→ **PROMPT**
Give every line of the material again, exactly as written.

Dataset records:
+---+

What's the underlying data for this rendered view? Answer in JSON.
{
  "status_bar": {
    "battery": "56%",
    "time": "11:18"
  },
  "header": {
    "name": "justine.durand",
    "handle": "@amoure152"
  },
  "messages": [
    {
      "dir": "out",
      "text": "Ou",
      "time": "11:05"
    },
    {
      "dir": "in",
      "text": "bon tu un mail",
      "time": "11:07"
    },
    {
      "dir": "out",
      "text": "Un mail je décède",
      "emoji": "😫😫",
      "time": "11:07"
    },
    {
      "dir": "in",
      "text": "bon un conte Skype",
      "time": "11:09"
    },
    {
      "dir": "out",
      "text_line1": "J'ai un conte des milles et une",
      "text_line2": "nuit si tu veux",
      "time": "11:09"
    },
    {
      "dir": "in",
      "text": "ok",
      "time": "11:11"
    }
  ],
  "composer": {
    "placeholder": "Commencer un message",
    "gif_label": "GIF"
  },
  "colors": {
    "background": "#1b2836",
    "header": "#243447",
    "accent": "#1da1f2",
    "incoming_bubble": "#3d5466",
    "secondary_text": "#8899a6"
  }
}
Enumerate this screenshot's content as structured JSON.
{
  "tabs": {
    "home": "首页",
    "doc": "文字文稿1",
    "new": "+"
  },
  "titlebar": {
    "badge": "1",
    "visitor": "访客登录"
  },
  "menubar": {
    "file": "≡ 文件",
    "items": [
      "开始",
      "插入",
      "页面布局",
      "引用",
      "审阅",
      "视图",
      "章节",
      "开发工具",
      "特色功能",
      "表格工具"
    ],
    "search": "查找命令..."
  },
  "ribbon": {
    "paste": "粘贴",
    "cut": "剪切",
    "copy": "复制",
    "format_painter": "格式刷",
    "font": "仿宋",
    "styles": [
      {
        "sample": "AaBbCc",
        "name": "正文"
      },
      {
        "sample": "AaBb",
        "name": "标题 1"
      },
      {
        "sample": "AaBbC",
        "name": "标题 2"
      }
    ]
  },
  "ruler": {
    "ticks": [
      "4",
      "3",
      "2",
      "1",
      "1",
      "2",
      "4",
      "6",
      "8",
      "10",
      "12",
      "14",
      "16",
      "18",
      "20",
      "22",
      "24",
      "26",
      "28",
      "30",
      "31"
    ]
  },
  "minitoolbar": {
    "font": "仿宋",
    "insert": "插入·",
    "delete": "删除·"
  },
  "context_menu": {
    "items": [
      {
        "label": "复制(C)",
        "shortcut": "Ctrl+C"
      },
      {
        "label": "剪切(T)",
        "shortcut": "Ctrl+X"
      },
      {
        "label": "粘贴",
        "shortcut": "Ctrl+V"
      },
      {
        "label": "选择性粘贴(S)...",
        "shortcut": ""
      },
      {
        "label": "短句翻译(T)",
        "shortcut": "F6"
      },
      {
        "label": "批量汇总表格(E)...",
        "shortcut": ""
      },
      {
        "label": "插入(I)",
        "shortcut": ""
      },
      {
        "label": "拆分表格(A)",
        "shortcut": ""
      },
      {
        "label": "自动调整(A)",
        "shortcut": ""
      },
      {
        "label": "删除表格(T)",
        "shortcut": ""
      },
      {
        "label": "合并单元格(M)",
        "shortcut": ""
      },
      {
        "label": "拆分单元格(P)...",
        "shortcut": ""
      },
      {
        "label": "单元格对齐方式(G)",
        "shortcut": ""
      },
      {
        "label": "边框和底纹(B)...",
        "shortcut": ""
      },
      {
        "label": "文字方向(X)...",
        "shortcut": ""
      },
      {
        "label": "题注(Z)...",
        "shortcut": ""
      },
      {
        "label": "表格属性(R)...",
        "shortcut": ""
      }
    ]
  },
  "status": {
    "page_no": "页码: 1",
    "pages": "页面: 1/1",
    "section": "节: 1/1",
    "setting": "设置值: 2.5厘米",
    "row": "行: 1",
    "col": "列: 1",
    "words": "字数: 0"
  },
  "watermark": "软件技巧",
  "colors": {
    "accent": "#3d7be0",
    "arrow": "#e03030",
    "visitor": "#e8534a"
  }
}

+---+

→ **ANSWER TO THIS PROBLEM**
What's the underlying data for this rendered view? Answer in JSON.
{
  "status_bar": {
    "battery": "56%",
    "time": "11:18"
  },
  "header": {
    "name": "justine.durand",
    "handle": "@amoure152"
  },
  "messages": [
    {
      "dir": "out",
      "text": "Ou",
      "time": "11:05"
    },
    {
      "dir": "in",
      "text": "bon tu un mail",
      "time": "11:07"
    },
    {
      "dir": "out",
      "text": "Un mail je décède",
      "emoji": "😫😫",
      "time": "11:07"
    },
    {
      "dir": "in",
      "text": "bon un conte Skype",
      "time": "11:09"
    },
    {
      "dir": "out",
      "text_line1": "J'ai un conte des milles et une",
      "text_line2": "nuit si tu veux",
      "time": "11:09"
    },
    {
      "dir": "in",
      "text": "ok",
      "time": "11:11"
    }
  ],
  "composer": {
    "placeholder": "Commencer un message",
    "gif_label": "GIF"
  },
  "colors": {
    "background": "#1b2836",
    "header": "#243447",
    "accent": "#1da1f2",
    "incoming_bubble": "#3d5466",
    "secondary_text": "#8899a6"
  }
}
Enumerate this screenshot's content as structured JSON.
{
  "tabs": {
    "home": "首页",
    "doc": "文字文稿1",
    "new": "+"
  },
  "titlebar": {
    "badge": "1",
    "visitor": "访客登录"
  },
  "menubar": {
    "file": "≡ 文件",
    "items": [
      "开始",
      "插入",
      "页面布局",
      "引用",
      "审阅",
      "视图",
      "章节",
      "开发工具",
      "特色功能",
      "表格工具"
    ],
    "search": "查找命令..."
  },
  "ribbon": {
    "paste": "粘贴",
    "cut": "剪切",
    "copy": "复制",
    "format_painter": "格式刷",
    "font": "仿宋",
    "styles": [
      {
        "sample": "AaBbCc",
        "name": "正文"
      },
      {
        "sample": "AaBb",
        "name": "标题 1"
      },
      {
        "sample": "AaBbC",
        "name": "标题 2"
      }
    ]
  },
  "ruler": {
    "ticks": [
      "4",
      "3",
      "2",
      "1",
      "1",
      "2",
      "4",
      "6",
      "8",
      "10",
      "12",
      "14",
      "16",
      "18",
      "20",
      "22",
      "24",
      "26",
      "28",
      "30",
      "31"
    ]
  },
  "minitoolbar": {
    "font": "仿宋",
    "insert": "插入·",
    "delete": "删除·"
  },
  "context_menu": {
    "items": [
      {
        "label": "复制(C)",
        "shortcut": "Ctrl+C"
      },
      {
        "label": "剪切(T)",
        "shortcut": "Ctrl+X"
      },
      {
        "label": "粘贴",
        "shortcut": "Ctrl+V"
      },
      {
        "label": "选择性粘贴(S)...",
        "shortcut": ""
      },
      {
        "label": "短句翻译(T)",
        "shortcut": "F6"
      },
      {
        "label": "批量汇总表格(E)...",
        "shortcut": ""
      },
      {
        "label": "插入(I)",
        "shortcut": ""
      },
      {
        "label": "拆分表格(A)",
        "shortcut": ""
      },
      {
        "label": "自动调整(A)",
        "shortcut": ""
      },
      {
        "label": "删除表格(T)",
        "shortcut": ""
      },
      {
        "label": "合并单元格(M)",
        "shortcut": ""
      },
      {
        "label": "拆分单元格(P)...",
        "shortcut": ""
      },
      {
        "label": "单元格对齐方式(G)",
        "shortcut": ""
      },
      {
        "label": "边框和底纹(B)...",
        "shortcut": ""
      },
      {
        "label": "文字方向(X)...",
        "shortcut": ""
      },
      {
        "label": "题注(Z)...",
        "shortcut": ""
      },
      {
        "label": "表格属性(R)...",
        "shortcut": ""
      }
    ]
  },
  "status": {
    "page_no": "页码: 1",
    "pages": "页面: 1/1",
    "section": "节: 1/1",
    "setting": "设置值: 2.5厘米",
    "row": "行: 1",
    "col": "列: 1",
    "words": "字数: 0"
  },
  "watermark": "软件技巧",
  "colors": {
    "accent": "#3d7be0",
    "arrow": "#e03030",
    "visitor": "#e8534a"
  }
}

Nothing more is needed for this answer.